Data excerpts
━━━

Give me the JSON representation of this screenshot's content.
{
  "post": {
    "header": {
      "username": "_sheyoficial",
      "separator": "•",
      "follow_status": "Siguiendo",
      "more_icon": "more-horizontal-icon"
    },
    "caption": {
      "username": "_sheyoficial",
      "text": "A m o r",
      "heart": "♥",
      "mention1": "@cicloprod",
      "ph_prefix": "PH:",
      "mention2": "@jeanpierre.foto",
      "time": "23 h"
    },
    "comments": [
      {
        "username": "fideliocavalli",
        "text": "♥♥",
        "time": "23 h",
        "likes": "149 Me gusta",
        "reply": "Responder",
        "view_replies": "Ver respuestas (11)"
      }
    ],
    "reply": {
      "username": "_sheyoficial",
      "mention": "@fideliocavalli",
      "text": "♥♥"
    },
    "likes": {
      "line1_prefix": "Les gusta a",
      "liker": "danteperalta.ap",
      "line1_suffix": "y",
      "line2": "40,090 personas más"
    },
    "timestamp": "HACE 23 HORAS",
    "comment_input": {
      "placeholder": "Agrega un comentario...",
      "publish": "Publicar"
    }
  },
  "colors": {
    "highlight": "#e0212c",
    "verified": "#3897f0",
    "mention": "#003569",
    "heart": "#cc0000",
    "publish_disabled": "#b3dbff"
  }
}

━━━

Every record shown above must be echoed exactly.

Give me the JSON representation of this screenshot's content.
{
  "post": {
    "header": {
      "username": "_sheyoficial",
      "separator": "•",
      "follow_status": "Siguiendo",
      "more_icon": "more-horizontal-icon"
    },
    "caption": {
      "username": "_sheyoficial",
      "text": "A m o r",
      "heart": "♥",
      "mention1": "@cicloprod",
      "ph_prefix": "PH:",
      "mention2": "@jeanpierre.foto",
      "time": "23 h"
    },
    "comments": [
      {
        "username": "fideliocavalli",
        "text": "♥♥",
        "time": "23 h",
        "likes": "149 Me gusta",
        "reply": "Responder",
        "view_replies": "Ver respuestas (11)"
      }
    ],
    "reply": {
      "username": "_sheyoficial",
      "mention": "@fideliocavalli",
      "text": "♥♥"
    },
    "likes": {
      "line1_prefix": "Les gusta a",
      "liker": "danteperalta.ap",
      "line1_suffix": "y",
      "line2": "40,090 personas más"
    },
    "timestamp": "HACE 23 HORAS",
    "comment_input": {
      "placeholder": "Agrega un comentario...",
      "publish": "Publicar"
    }
  },
  "colors": {
    "highlight": "#e0212c",
    "verified": "#3897f0",
    "mention": "#003569",
    "heart": "#cc0000",
    "publish_disabled": "#b3dbff"
  }
}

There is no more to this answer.